Lay out every line of the rows below as a two-column Markdown table, with a "Number" column for the row number and a "Text" column for the line. Skip blank lines, and leave the pictures out of the answer.

[Spatial annotation entries]
........

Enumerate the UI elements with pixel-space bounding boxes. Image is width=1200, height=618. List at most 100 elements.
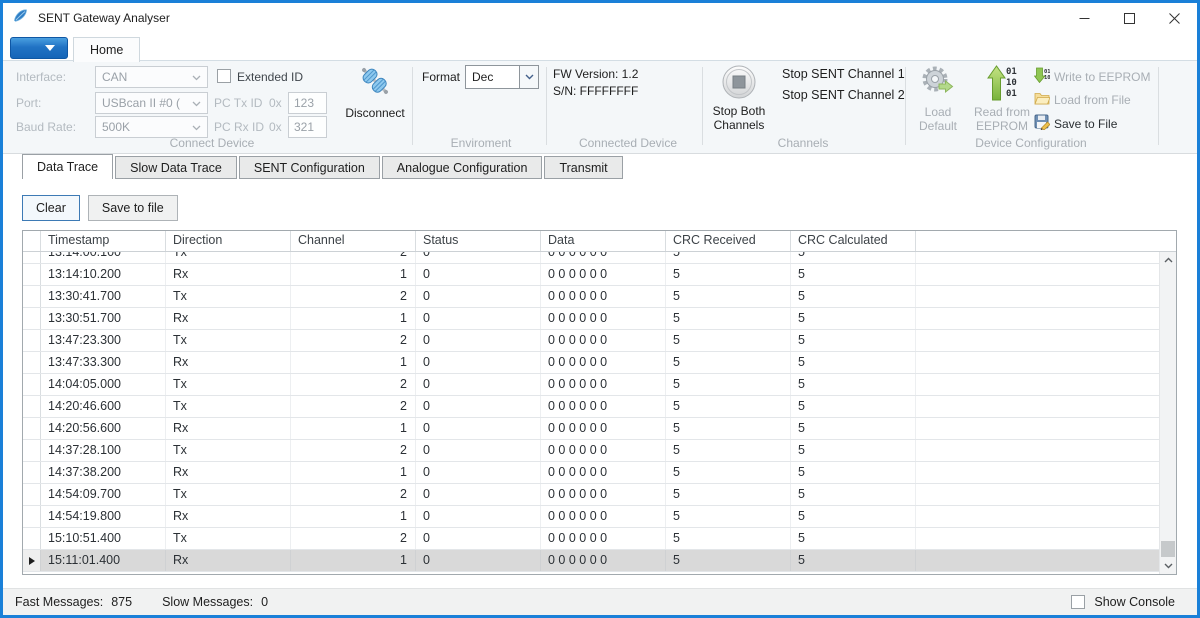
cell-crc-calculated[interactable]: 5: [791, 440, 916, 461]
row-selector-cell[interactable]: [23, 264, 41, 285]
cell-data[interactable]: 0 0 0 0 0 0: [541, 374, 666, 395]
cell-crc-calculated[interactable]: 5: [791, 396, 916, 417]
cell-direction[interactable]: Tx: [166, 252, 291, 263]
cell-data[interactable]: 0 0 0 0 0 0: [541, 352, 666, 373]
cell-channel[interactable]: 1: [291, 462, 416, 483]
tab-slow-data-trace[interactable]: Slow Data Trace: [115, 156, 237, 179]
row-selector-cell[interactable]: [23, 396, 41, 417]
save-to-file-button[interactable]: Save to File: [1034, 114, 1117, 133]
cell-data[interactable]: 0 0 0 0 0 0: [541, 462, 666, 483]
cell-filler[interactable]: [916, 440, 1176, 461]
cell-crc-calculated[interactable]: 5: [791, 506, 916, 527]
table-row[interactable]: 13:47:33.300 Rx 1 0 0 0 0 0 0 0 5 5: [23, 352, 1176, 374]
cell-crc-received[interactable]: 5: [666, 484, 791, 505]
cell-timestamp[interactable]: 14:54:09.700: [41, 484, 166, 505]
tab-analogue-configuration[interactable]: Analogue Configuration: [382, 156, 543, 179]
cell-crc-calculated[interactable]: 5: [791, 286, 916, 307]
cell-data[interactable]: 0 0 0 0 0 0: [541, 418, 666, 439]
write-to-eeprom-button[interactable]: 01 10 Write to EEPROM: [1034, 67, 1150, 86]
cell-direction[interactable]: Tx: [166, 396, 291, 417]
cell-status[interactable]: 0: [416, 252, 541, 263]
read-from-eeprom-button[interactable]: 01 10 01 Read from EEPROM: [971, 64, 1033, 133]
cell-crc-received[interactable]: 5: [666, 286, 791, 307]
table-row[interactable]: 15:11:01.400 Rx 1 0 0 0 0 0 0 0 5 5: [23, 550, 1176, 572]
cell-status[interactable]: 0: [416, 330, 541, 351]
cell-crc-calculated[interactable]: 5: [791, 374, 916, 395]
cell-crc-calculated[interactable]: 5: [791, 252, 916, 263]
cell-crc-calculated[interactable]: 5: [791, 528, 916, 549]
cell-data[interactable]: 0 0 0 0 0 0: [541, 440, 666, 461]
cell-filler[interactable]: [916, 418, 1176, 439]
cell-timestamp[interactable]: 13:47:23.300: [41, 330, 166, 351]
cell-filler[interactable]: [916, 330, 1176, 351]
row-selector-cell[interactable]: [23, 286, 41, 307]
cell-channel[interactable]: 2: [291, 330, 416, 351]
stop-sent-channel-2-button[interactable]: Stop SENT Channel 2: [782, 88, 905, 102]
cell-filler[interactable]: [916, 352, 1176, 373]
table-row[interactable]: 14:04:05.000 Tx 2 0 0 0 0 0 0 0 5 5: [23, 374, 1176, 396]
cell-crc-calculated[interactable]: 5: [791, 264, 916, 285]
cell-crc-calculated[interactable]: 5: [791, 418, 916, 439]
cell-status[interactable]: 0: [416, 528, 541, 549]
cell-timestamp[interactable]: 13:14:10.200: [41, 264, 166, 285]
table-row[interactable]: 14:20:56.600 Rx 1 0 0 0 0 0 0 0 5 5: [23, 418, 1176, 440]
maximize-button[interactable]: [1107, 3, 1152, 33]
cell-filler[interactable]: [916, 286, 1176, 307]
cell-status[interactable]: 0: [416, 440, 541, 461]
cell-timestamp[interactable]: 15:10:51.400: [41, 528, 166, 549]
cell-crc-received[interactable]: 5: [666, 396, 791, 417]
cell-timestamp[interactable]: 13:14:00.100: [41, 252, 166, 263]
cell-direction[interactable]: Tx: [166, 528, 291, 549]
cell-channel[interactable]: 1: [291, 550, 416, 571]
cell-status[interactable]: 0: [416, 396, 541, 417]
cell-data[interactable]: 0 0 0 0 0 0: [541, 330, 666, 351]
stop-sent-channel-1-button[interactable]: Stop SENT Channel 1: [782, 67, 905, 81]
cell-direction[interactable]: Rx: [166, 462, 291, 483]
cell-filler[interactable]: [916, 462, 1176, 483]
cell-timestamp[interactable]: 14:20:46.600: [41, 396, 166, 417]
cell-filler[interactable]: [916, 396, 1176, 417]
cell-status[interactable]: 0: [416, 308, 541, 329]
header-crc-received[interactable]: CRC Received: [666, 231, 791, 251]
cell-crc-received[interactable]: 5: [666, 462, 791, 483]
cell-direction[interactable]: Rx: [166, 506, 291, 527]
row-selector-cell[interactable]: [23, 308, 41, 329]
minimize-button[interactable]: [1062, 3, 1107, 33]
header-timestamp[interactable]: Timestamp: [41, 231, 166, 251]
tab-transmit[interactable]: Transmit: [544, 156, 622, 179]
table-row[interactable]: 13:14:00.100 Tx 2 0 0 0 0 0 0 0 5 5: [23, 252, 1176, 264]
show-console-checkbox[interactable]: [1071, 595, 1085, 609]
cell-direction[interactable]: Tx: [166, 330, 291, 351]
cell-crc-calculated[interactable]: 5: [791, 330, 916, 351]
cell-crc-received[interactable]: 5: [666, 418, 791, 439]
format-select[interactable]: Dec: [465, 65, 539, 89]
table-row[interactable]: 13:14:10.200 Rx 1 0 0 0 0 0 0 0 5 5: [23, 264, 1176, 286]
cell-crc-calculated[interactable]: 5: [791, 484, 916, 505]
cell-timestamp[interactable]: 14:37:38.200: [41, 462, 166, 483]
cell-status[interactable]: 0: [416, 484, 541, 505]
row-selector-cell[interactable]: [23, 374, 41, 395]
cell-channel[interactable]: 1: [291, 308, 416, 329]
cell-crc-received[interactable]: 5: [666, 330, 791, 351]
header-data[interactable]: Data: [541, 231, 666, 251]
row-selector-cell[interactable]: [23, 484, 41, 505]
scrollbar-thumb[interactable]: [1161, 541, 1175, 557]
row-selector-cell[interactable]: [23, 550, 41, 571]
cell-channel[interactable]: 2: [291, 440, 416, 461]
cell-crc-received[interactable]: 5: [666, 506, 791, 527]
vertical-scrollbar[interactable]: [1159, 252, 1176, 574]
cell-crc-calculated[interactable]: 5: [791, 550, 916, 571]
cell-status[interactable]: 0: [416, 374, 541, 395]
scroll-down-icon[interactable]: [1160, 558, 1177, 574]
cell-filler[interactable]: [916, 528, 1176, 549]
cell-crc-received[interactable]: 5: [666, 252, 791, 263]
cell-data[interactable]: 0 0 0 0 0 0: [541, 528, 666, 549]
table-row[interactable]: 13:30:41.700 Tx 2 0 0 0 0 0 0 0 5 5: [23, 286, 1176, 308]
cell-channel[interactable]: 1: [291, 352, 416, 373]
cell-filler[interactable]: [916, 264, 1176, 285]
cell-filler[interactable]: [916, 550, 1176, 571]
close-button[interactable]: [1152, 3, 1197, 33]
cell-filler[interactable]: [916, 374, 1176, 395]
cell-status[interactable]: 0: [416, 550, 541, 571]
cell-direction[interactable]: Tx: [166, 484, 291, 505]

........

### Result for this exercise:
| Number | Text |
|---|---|
| 1 | Enumerate the UI elements with pixel-space bounding boxes. Image is width=1200, height=618. List at most 100 elements. |
| 2 | cell-crc-calculated[interactable]: 5: [791, 440, 916, 461] |
| 3 | row-selector-cell[interactable]: [23, 264, 41, 285] |
| 4 | cell-data[interactable]: 0 0 0 0 0 0: [541, 374, 666, 395] |
| 5 | cell-crc-calculated[interactable]: 5: [791, 396, 916, 417] |
| 6 | cell-direction[interactable]: Tx: [166, 252, 291, 263] |
| 7 | cell-data[interactable]: 0 0 0 0 0 0: [541, 352, 666, 373] |
| 8 | cell-channel[interactable]: 1: [291, 462, 416, 483] |
| 9 | tab-slow-data-trace[interactable]: Slow Data Trace: [115, 156, 237, 179] |
| 10 | row-selector-cell[interactable]: [23, 396, 41, 417] |
| 11 | save-to-file-button[interactable]: Save to File: [1034, 114, 1117, 133] |
| 12 | cell-data[interactable]: 0 0 0 0 0 0: [541, 462, 666, 483] |
| 13 | cell-filler[interactable]: [916, 440, 1176, 461] |
| 14 | cell-crc-calculated[interactable]: 5: [791, 506, 916, 527] |
| 15 | table-row[interactable]: 13:47:33.300 Rx 1 0 0 0 0 0 0 0 5 5: [23, 352, 1176, 374] |
| 16 | cell-crc-received[interactable]: 5: [666, 484, 791, 505] |
| 17 | cell-timestamp[interactable]: 14:54:09.700: [41, 484, 166, 505] |
| 18 | tab-analogue-configuration[interactable]: Analogue Configuration: [382, 156, 543, 179] |
| 19 | cell-crc-calculated[interactable]: 5: [791, 286, 916, 307] |
| 20 | cell-data[interactable]: 0 0 0 0 0 0: [541, 418, 666, 439] |
| 21 | write-to-eeprom-button[interactable]: 01 10 Write to EEPROM: [1034, 67, 1150, 86] |
| 22 | cell-direction[interactable]: Tx: [166, 396, 291, 417] |
| 23 | cell-status[interactable]: 0: [416, 252, 541, 263] |
| 24 | read-from-eeprom-button[interactable]: 01 10 01 Read from EEPROM: [971, 64, 1033, 133] |
| 25 | cell-crc-received[interactable]: 5: [666, 286, 791, 307] |
| 26 | table-row[interactable]: 15:11:01.400 Rx 1 0 0 0 0 0 0 0 5 5: [23, 550, 1176, 572] |
| 27 | cell-status[interactable]: 0: [416, 330, 541, 351] |
| 28 | cell-crc-calculated[interactable]: 5: [791, 374, 916, 395] |
| 29 | cell-crc-calculated[interactable]: 5: [791, 252, 916, 263] |
| 30 | cell-crc-calculated[interactable]: 5: [791, 528, 916, 549] |
| 31 | cell-data[interactable]: 0 0 0 0 0 0: [541, 440, 666, 461] |
| 32 | cell-filler[interactable]: [916, 418, 1176, 439] |
| 33 | cell-timestamp[interactable]: 13:47:23.300: [41, 330, 166, 351] |
| 34 | cell-filler[interactable]: [916, 330, 1176, 351] |
| 35 | row-selector-cell[interactable]: [23, 286, 41, 307] |
| 36 | cell-channel[interactable]: 2: [291, 330, 416, 351] |
| 37 | stop-sent-channel-2-button[interactable]: Stop SENT Channel 2: [782, 88, 905, 102] |
| 38 | cell-filler[interactable]: [916, 352, 1176, 373] |
| 39 | table-row[interactable]: 14:04:05.000 Tx 2 0 0 0 0 0 0 0 5 5: [23, 374, 1176, 396] |
| 40 | cell-crc-calculated[interactable]: 5: [791, 264, 916, 285] |
| 41 | cell-crc-calculated[interactable]: 5: [791, 418, 916, 439] |
| 42 | cell-status[interactable]: 0: [416, 528, 541, 549] |
| 43 | cell-timestamp[interactable]: 13:14:10.200: [41, 264, 166, 285] |
| 44 | table-row[interactable]: 14:20:56.600 Rx 1 0 0 0 0 0 0 0 5 5: [23, 418, 1176, 440] |
| 45 | maximize-button[interactable]: [1107, 3, 1152, 33] |
| 46 | cell-filler[interactable]: [916, 286, 1176, 307] |
| 47 | cell-status[interactable]: 0: [416, 440, 541, 461] |
| 48 | cell-timestamp[interactable]: 15:10:51.400: [41, 528, 166, 549] |
| 49 | cell-crc-received[interactable]: 5: [666, 396, 791, 417] |
| 50 | cell-timestamp[interactable]: 13:14:00.100: [41, 252, 166, 263] |
| 51 | cell-direction[interactable]: Tx: [166, 528, 291, 549] |
| 52 | cell-channel[interactable]: 1: [291, 550, 416, 571] |
| 53 | cell-status[interactable]: 0: [416, 396, 541, 417] |
| 54 | cell-data[interactable]: 0 0 0 0 0 0: [541, 330, 666, 351] |
| 55 | stop-sent-channel-1-button[interactable]: Stop SENT Channel 1: [782, 67, 905, 81] |
| 56 | cell-direction[interactable]: Rx: [166, 462, 291, 483] |
| 57 | cell-filler[interactable]: [916, 462, 1176, 483] |
| 58 | cell-timestamp[interactable]: 14:20:46.600: [41, 396, 166, 417] |
| 59 | cell-filler[interactable]: [916, 396, 1176, 417] |
| 60 | cell-status[interactable]: 0: [416, 308, 541, 329] |
| 61 | header-crc-received[interactable]: CRC Received: [666, 231, 791, 251] |
| 62 | cell-crc-received[interactable]: 5: [666, 462, 791, 483] |
| 63 | cell-direction[interactable]: Rx: [166, 506, 291, 527] |
| 64 | row-selector-cell[interactable]: [23, 308, 41, 329] |
| 65 | minimize-button[interactable]: [1062, 3, 1107, 33] |
| 66 | header-timestamp[interactable]: Timestamp: [41, 231, 166, 251] |
| 67 | tab-transmit[interactable]: Transmit: [544, 156, 622, 179] |
| 68 | table-row[interactable]: 13:14:00.100 Tx 2 0 0 0 0 0 0 0 5 5: [23, 252, 1176, 264] |
| 69 | show-console-checkbox[interactable]: [1071, 595, 1085, 609] |
| 70 | cell-direction[interactable]: Tx: [166, 330, 291, 351] |
| 71 | cell-crc-calculated[interactable]: 5: [791, 330, 916, 351] |
| 72 | cell-crc-received[interactable]: 5: [666, 418, 791, 439] |
| 73 | format-select[interactable]: Dec: [465, 65, 539, 89] |
| 74 | table-row[interactable]: 13:14:10.200 Rx 1 0 0 0 0 0 0 0 5 5: [23, 264, 1176, 286] |
| 75 | cell-crc-calculated[interactable]: 5: [791, 484, 916, 505] |
| 76 | cell-timestamp[interactable]: 14:37:38.200: [41, 462, 166, 483] |
| 77 | cell-status[interactable]: 0: [416, 484, 541, 505] |
| 78 | row-selector-cell[interactable]: [23, 374, 41, 395] |
| 79 | cell-channel[interactable]: 1: [291, 308, 416, 329] |
| 80 | cell-crc-received[interactable]: 5: [666, 330, 791, 351] |
| 81 | header-data[interactable]: Data: [541, 231, 666, 251] |
| 82 | row-selector-cell[interactable]: [23, 484, 41, 505] |
| 83 | scrollbar-thumb[interactable]: [1161, 541, 1175, 557] |
| 84 | row-selector-cell[interactable]: [23, 550, 41, 571] |
| 85 | cell-channel[interactable]: 2: [291, 440, 416, 461] |
| 86 | cell-crc-received[interactable]: 5: [666, 506, 791, 527] |
| 87 | vertical-scrollbar[interactable]: [1159, 252, 1176, 574] |
| 88 | cell-crc-calculated[interactable]: 5: [791, 550, 916, 571] |
| 89 | cell-status[interactable]: 0: [416, 374, 541, 395] |
| 90 | scroll-down-icon[interactable]: [1160, 558, 1177, 574] |
| 91 | cell-filler[interactable]: [916, 528, 1176, 549] |
| 92 | cell-crc-received[interactable]: 5: [666, 252, 791, 263] |
| 93 | cell-data[interactable]: 0 0 0 0 0 0: [541, 528, 666, 549] |
| 94 | table-row[interactable]: 13:30:41.700 Tx 2 0 0 0 0 0 0 0 5 5: [23, 286, 1176, 308] |
| 95 | cell-channel[interactable]: 1: [291, 352, 416, 373] |
| 96 | cell-filler[interactable]: [916, 264, 1176, 285] |
| 97 | cell-filler[interactable]: [916, 550, 1176, 571] |
| 98 | close-button[interactable]: [1152, 3, 1197, 33] |
| 99 | cell-filler[interactable]: [916, 374, 1176, 395] |
| 100 | cell-status[interactable]: 0: [416, 550, 541, 571] |
| 101 | cell-direction[interactable]: Tx: [166, 484, 291, 505] |